▸ Instructions to follow: Present every line in which the string "Create" appears.

++++ Data for this exercise ++++

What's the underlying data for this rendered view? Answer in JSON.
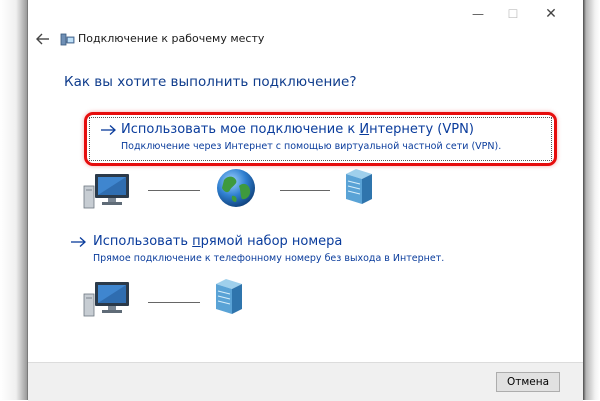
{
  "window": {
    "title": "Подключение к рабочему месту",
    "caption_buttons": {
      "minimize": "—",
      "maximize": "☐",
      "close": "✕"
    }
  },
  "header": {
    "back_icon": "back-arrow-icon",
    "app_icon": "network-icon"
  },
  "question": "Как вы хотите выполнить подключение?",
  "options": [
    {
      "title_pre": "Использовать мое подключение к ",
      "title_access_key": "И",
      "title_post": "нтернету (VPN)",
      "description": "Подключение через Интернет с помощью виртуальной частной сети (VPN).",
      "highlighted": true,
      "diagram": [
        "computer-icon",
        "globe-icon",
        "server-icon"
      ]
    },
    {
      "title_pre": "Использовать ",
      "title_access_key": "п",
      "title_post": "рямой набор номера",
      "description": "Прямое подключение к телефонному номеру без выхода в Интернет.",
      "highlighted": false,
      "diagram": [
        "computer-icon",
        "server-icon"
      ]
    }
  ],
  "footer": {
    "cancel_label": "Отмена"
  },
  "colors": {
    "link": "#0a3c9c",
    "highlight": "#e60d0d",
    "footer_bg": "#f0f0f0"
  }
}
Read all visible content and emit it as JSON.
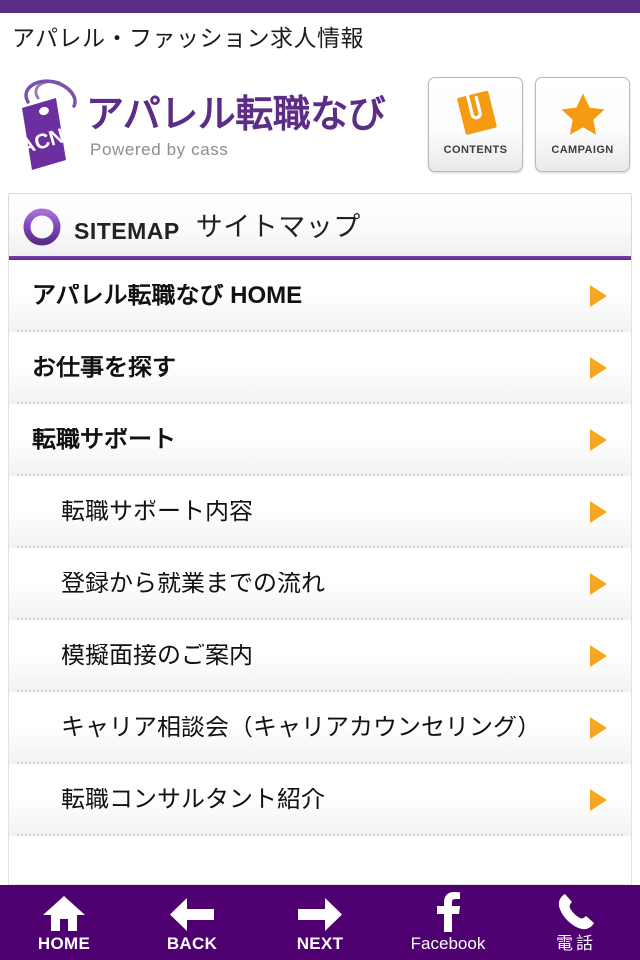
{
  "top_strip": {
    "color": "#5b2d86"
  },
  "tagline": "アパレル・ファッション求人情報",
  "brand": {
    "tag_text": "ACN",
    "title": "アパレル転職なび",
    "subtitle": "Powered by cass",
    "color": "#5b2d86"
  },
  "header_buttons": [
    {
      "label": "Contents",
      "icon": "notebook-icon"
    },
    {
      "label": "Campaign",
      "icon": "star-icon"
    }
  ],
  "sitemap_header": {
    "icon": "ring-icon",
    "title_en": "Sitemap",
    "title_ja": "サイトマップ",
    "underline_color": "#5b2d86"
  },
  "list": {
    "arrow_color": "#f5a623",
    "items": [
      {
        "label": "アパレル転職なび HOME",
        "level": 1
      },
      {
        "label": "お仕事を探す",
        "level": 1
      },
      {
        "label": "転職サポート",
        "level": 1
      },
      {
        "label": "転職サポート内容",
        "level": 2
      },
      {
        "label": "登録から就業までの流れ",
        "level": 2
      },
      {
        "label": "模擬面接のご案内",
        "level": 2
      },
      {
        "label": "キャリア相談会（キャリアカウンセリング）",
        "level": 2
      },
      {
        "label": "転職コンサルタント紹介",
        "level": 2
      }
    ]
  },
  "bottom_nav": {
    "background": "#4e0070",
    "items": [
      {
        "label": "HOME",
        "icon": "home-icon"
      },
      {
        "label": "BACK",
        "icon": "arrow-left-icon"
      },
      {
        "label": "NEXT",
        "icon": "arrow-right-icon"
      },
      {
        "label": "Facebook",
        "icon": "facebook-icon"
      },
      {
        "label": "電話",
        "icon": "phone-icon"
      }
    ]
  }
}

++++
++++ Data for this exercise ++++

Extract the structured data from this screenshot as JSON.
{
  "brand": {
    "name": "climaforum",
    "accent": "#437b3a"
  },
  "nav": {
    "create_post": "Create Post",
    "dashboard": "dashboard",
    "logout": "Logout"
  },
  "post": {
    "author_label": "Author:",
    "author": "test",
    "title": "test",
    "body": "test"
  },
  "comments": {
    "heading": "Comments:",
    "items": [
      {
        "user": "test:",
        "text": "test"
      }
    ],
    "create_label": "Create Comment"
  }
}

++++

▸ Response:
    "create_post": "Create Post",
    "create_label": "Create Comment"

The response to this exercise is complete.